* **The exercise**
Transcribe the material below exactly as it appears.

Some records:
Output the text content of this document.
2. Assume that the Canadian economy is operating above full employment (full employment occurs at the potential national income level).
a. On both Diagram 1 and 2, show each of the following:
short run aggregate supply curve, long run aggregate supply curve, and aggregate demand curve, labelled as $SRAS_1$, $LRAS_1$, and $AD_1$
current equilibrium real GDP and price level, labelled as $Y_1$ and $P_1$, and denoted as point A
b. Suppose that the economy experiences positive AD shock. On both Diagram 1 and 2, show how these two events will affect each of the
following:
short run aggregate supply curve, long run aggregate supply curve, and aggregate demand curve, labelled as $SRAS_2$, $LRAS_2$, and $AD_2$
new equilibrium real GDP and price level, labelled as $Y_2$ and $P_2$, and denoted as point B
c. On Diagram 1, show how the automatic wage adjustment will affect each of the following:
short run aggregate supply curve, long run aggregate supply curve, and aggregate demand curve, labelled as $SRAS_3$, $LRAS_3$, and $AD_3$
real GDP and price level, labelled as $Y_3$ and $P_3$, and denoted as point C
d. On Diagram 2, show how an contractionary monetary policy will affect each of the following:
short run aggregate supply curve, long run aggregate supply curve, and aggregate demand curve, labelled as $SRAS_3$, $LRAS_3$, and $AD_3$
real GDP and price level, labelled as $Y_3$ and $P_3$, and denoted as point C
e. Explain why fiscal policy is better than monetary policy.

* **Full solution**
Output the text content of this document.
2. Assume that the Canadian economy is operating above full employment (full employment occurs at the potential national income level).
a. On both Diagram 1 and 2, show each of the following:
short run aggregate supply curve, long run aggregate supply curve, and aggregate demand curve, labelled as $SRAS_1$, $LRAS_1$, and $AD_1$
current equilibrium real GDP and price level, labelled as $Y_1$ and $P_1$, and denoted as point A
b. Suppose that the economy experiences positive AD shock. On both Diagram 1 and 2, show how these two events will affect each of the
following:
short run aggregate supply curve, long run aggregate supply curve, and aggregate demand curve, labelled as $SRAS_2$, $LRAS_2$, and $AD_2$
new equilibrium real GDP and price level, labelled as $Y_2$ and $P_2$, and denoted as point B
c. On Diagram 1, show how the automatic wage adjustment will affect each of the following:
short run aggregate supply curve, long run aggregate supply curve, and aggregate demand curve, labelled as $SRAS_3$, $LRAS_3$, and $AD_3$
real GDP and price level, labelled as $Y_3$ and $P_3$, and denoted as point C
d. On Diagram 2, show how an contractionary monetary policy will affect each of the following:
short run aggregate supply curve, long run aggregate supply curve, and aggregate demand curve, labelled as $SRAS_3$, $LRAS_3$, and $AD_3$
real GDP and price level, labelled as $Y_3$ and $P_3$, and denoted as point C
e. Explain why fiscal policy is better than monetary policy.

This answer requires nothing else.